— Given exercise —
Give an exact copy of every line, leaving images out.

— Data for this exercise —
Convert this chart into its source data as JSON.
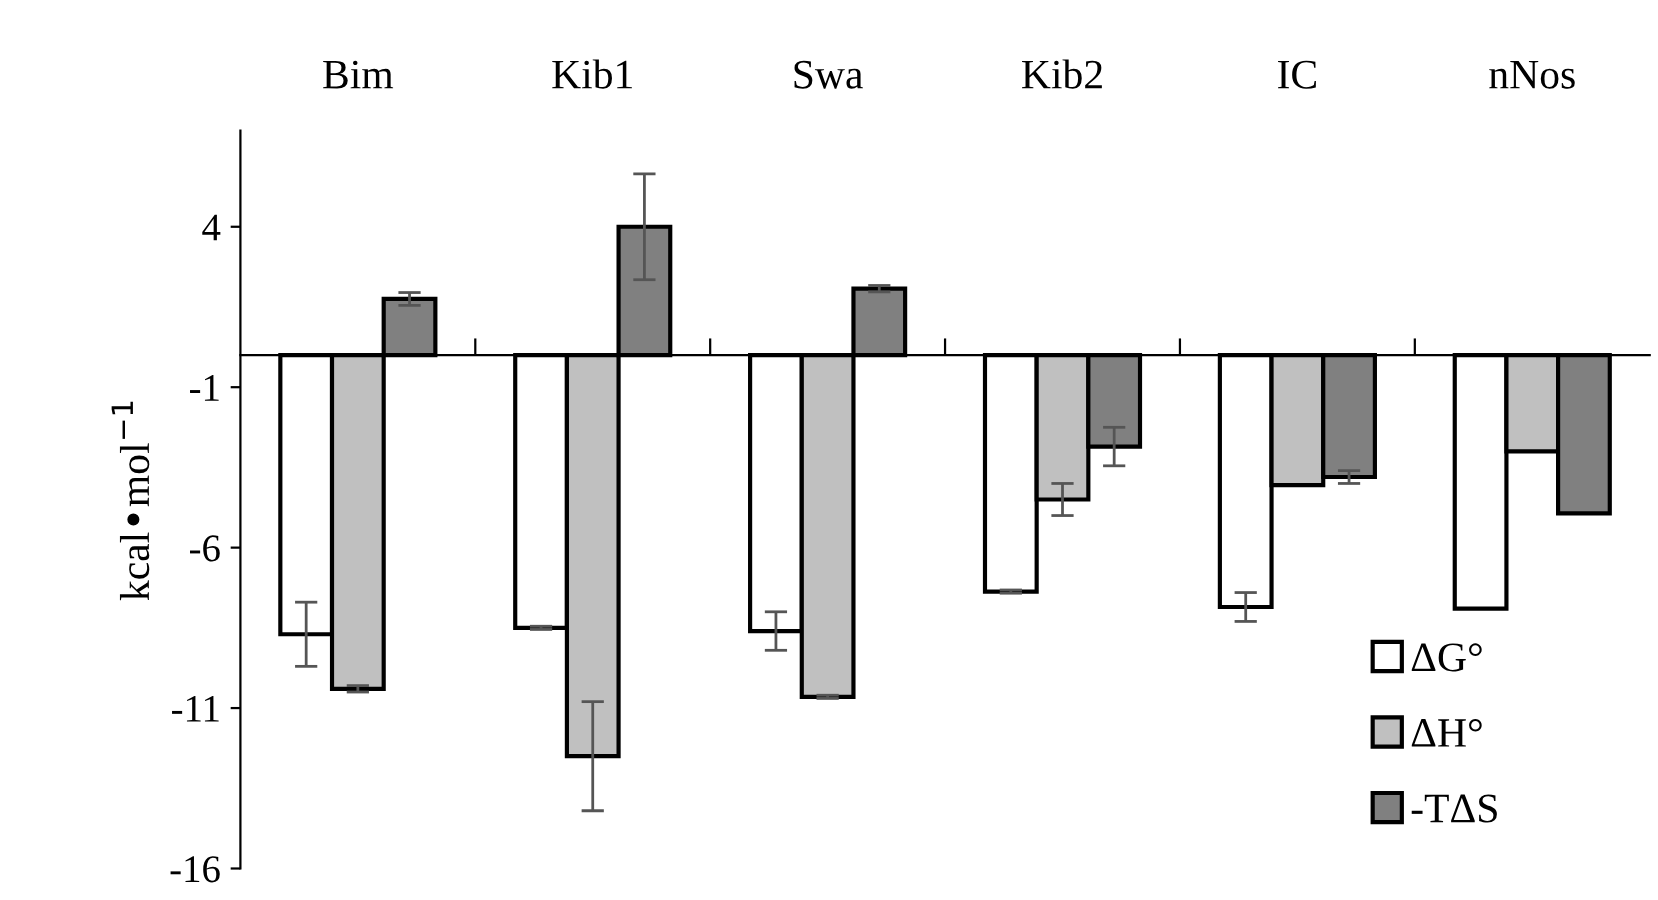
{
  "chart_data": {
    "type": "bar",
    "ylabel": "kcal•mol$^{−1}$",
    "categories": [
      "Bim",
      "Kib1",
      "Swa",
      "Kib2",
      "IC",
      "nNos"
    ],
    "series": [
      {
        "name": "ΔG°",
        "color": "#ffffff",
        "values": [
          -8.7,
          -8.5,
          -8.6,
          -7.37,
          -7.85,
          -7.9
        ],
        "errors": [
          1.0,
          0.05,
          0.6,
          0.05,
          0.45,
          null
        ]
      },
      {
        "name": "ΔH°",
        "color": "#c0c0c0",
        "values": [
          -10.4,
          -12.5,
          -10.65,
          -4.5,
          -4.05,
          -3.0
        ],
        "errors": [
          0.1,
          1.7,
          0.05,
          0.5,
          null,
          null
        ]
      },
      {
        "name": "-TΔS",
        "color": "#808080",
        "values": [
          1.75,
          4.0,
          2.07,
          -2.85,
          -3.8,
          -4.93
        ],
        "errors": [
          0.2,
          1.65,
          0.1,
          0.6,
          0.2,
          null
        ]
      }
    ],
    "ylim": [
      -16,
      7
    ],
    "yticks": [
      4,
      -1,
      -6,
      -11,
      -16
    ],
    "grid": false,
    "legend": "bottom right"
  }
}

— Final result —
Convert this chart into its source data as JSON.
{
  "chart_data": {
    "type": "bar",
    "ylabel": "kcal•mol$^{−1}$",
    "categories": [
      "Bim",
      "Kib1",
      "Swa",
      "Kib2",
      "IC",
      "nNos"
    ],
    "series": [
      {
        "name": "ΔG°",
        "color": "#ffffff",
        "values": [
          -8.7,
          -8.5,
          -8.6,
          -7.37,
          -7.85,
          -7.9
        ],
        "errors": [
          1.0,
          0.05,
          0.6,
          0.05,
          0.45,
          null
        ]
      },
      {
        "name": "ΔH°",
        "color": "#c0c0c0",
        "values": [
          -10.4,
          -12.5,
          -10.65,
          -4.5,
          -4.05,
          -3.0
        ],
        "errors": [
          0.1,
          1.7,
          0.05,
          0.5,
          null,
          null
        ]
      },
      {
        "name": "-TΔS",
        "color": "#808080",
        "values": [
          1.75,
          4.0,
          2.07,
          -2.85,
          -3.8,
          -4.93
        ],
        "errors": [
          0.2,
          1.65,
          0.1,
          0.6,
          0.2,
          null
        ]
      }
    ],
    "ylim": [
      -16,
      7
    ],
    "yticks": [
      4,
      -1,
      -6,
      -11,
      -16
    ],
    "grid": false,
    "legend": "bottom right"
  }
}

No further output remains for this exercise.